Data records
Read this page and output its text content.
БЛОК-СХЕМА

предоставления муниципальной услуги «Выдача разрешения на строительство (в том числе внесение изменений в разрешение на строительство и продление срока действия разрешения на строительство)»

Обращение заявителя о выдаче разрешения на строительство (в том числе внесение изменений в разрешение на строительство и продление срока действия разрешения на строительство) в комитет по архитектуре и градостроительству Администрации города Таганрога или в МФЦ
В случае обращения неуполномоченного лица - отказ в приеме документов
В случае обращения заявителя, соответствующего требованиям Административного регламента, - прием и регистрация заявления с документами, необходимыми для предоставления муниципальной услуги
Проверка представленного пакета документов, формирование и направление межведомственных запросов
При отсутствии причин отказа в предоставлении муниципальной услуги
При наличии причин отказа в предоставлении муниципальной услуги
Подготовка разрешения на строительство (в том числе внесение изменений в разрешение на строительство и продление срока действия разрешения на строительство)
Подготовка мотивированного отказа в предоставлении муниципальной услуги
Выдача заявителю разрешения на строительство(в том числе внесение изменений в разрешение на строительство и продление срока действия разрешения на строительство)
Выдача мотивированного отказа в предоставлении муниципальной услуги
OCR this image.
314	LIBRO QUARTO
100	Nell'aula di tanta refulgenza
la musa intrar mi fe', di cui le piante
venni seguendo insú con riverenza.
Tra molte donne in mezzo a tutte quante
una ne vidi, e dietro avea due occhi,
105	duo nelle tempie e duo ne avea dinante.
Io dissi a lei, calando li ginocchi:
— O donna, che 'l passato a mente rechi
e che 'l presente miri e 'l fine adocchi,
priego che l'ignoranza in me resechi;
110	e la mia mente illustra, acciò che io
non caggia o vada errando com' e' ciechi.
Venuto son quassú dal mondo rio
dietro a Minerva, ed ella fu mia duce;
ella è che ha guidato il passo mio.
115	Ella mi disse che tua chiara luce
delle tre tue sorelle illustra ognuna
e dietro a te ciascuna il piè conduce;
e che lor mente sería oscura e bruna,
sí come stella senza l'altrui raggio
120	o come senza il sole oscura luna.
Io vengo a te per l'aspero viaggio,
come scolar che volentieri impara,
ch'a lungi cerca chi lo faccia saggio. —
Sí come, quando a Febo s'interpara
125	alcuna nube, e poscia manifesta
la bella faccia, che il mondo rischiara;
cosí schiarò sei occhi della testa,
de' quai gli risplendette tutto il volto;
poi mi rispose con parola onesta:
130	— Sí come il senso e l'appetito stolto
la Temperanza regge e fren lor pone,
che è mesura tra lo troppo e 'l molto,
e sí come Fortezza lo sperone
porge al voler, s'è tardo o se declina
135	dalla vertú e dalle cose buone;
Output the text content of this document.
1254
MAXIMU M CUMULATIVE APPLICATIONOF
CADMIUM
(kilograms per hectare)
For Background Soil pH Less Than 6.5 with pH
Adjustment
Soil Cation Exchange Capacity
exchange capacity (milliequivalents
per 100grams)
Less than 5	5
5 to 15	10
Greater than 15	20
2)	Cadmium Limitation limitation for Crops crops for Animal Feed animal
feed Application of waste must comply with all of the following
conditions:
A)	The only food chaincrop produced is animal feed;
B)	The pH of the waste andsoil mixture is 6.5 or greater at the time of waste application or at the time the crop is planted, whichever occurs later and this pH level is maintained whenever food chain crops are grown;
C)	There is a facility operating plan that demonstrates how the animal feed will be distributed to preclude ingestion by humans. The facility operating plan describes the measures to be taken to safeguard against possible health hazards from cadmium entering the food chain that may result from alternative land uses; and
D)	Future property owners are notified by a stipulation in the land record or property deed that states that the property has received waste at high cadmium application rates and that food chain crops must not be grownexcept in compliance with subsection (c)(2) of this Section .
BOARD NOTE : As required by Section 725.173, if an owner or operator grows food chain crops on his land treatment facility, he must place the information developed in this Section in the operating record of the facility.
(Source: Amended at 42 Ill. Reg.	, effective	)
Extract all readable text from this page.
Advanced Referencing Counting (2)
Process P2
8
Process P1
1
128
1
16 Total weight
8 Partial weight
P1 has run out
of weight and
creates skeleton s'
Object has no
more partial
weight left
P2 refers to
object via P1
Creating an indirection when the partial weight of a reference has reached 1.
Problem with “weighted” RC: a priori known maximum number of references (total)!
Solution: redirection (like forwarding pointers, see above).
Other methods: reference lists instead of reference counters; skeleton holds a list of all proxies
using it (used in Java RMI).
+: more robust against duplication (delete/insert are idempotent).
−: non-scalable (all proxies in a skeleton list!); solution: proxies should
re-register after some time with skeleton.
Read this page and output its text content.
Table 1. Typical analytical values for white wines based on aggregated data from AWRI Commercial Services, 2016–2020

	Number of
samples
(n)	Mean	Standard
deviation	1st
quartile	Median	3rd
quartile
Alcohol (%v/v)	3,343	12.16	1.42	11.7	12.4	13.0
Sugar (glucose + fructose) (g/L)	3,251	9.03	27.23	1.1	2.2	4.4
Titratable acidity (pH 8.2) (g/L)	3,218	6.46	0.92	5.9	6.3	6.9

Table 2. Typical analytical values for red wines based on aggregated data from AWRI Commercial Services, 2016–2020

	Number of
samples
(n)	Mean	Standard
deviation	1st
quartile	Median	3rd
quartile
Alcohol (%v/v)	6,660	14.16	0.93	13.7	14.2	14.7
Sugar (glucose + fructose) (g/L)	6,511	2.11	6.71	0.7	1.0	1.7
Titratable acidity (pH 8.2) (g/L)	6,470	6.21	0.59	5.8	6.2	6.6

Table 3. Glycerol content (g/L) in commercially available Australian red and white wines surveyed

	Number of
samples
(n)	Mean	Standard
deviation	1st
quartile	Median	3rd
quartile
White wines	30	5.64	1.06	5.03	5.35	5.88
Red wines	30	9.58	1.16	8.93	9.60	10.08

* [Task prompt]: Give an exact copy of all the data shown above.

* [Exercise response]:
Read this page and output its text content.
БЛОК-СХЕМА

предоставления муниципальной услуги «Выдача разрешения на строительство (в том числе внесение изменений в разрешение на строительство и продление срока действия разрешения на строительство)»

Обращение заявителя о выдаче разрешения на строительство (в том числе внесение изменений в разрешение на строительство и продление срока действия разрешения на строительство) в комитет по архитектуре и градостроительству Администрации города Таганрога или в МФЦ
В случае обращения неуполномоченного лица - отказ в приеме документов
В случае обращения заявителя, соответствующего требованиям Административного регламента, - прием и регистрация заявления с документами, необходимыми для предоставления муниципальной услуги
Проверка представленного пакета документов, формирование и направление межведомственных запросов
При отсутствии причин отказа в предоставлении муниципальной услуги
При наличии причин отказа в предоставлении муниципальной услуги
Подготовка разрешения на строительство (в том числе внесение изменений в разрешение на строительство и продление срока действия разрешения на строительство)
Подготовка мотивированного отказа в предоставлении муниципальной услуги
Выдача заявителю разрешения на строительство(в том числе внесение изменений в разрешение на строительство и продление срока действия разрешения на строительство)
Выдача мотивированного отказа в предоставлении муниципальной услуги
OCR this image.
314	LIBRO QUARTO
100	Nell'aula di tanta refulgenza
la musa intrar mi fe', di cui le piante
venni seguendo insú con riverenza.
Tra molte donne in mezzo a tutte quante
una ne vidi, e dietro avea due occhi,
105	duo nelle tempie e duo ne avea dinante.
Io dissi a lei, calando li ginocchi:
— O donna, che 'l passato a mente rechi
e che 'l presente miri e 'l fine adocchi,
priego che l'ignoranza in me resechi;
110	e la mia mente illustra, acciò che io
non caggia o vada errando com' e' ciechi.
Venuto son quassú dal mondo rio
dietro a Minerva, ed ella fu mia duce;
ella è che ha guidato il passo mio.
115	Ella mi disse che tua chiara luce
delle tre tue sorelle illustra ognuna
e dietro a te ciascuna il piè conduce;
e che lor mente sería oscura e bruna,
sí come stella senza l'altrui raggio
120	o come senza il sole oscura luna.
Io vengo a te per l'aspero viaggio,
come scolar che volentieri impara,
ch'a lungi cerca chi lo faccia saggio. —
Sí come, quando a Febo s'interpara
125	alcuna nube, e poscia manifesta
la bella faccia, che il mondo rischiara;
cosí schiarò sei occhi della testa,
de' quai gli risplendette tutto il volto;
poi mi rispose con parola onesta:
130	— Sí come il senso e l'appetito stolto
la Temperanza regge e fren lor pone,
che è mesura tra lo troppo e 'l molto,
e sí come Fortezza lo sperone
porge al voler, s'è tardo o se declina
135	dalla vertú e dalle cose buone;
Output the text content of this document.
1254
MAXIMU M CUMULATIVE APPLICATIONOF
CADMIUM
(kilograms per hectare)
For Background Soil pH Less Than 6.5 with pH
Adjustment
Soil Cation Exchange Capacity
exchange capacity (milliequivalents
per 100grams)
Less than 5	5
5 to 15	10
Greater than 15	20
2)	Cadmium Limitation limitation for Crops crops for Animal Feed animal
feed Application of waste must comply with all of the following
conditions:
A)	The only food chaincrop produced is animal feed;
B)	The pH of the waste andsoil mixture is 6.5 or greater at the time of waste application or at the time the crop is planted, whichever occurs later and this pH level is maintained whenever food chain crops are grown;
C)	There is a facility operating plan that demonstrates how the animal feed will be distributed to preclude ingestion by humans. The facility operating plan describes the measures to be taken to safeguard against possible health hazards from cadmium entering the food chain that may result from alternative land uses; and
D)	Future property owners are notified by a stipulation in the land record or property deed that states that the property has received waste at high cadmium application rates and that food chain crops must not be grownexcept in compliance with subsection (c)(2) of this Section .
BOARD NOTE : As required by Section 725.173, if an owner or operator grows food chain crops on his land treatment facility, he must place the information developed in this Section in the operating record of the facility.
(Source: Amended at 42 Ill. Reg.	, effective	)
Extract all readable text from this page.
Advanced Referencing Counting (2)
Process P2
8
Process P1
1
128
1
16 Total weight
8 Partial weight
P1 has run out
of weight and
creates skeleton s'
Object has no
more partial
weight left
P2 refers to
object via P1
Creating an indirection when the partial weight of a reference has reached 1.
Problem with “weighted” RC: a priori known maximum number of references (total)!
Solution: redirection (like forwarding pointers, see above).
Other methods: reference lists instead of reference counters; skeleton holds a list of all proxies
using it (used in Java RMI).
+: more robust against duplication (delete/insert are idempotent).
−: non-scalable (all proxies in a skeleton list!); solution: proxies should
re-register after some time with skeleton.
Read this page and output its text content.
Table 1. Typical analytical values for white wines based on aggregated data from AWRI Commercial Services, 2016–2020

	Number of
samples
(n)	Mean	Standard
deviation	1st
quartile	Median	3rd
quartile
Alcohol (%v/v)	3,343	12.16	1.42	11.7	12.4	13.0
Sugar (glucose + fructose) (g/L)	3,251	9.03	27.23	1.1	2.2	4.4
Titratable acidity (pH 8.2) (g/L)	3,218	6.46	0.92	5.9	6.3	6.9

Table 2. Typical analytical values for red wines based on aggregated data from AWRI Commercial Services, 2016–2020

	Number of
samples
(n)	Mean	Standard
deviation	1st
quartile	Median	3rd
quartile
Alcohol (%v/v)	6,660	14.16	0.93	13.7	14.2	14.7
Sugar (glucose + fructose) (g/L)	6,511	2.11	6.71	0.7	1.0	1.7
Titratable acidity (pH 8.2) (g/L)	6,470	6.21	0.59	5.8	6.2	6.6

Table 3. Glycerol content (g/L) in commercially available Australian red and white wines surveyed

	Number of
samples
(n)	Mean	Standard
deviation	1st
quartile	Median	3rd
quartile
White wines	30	5.64	1.06	5.03	5.35	5.88
Red wines	30	9.58	1.16	8.93	9.60	10.08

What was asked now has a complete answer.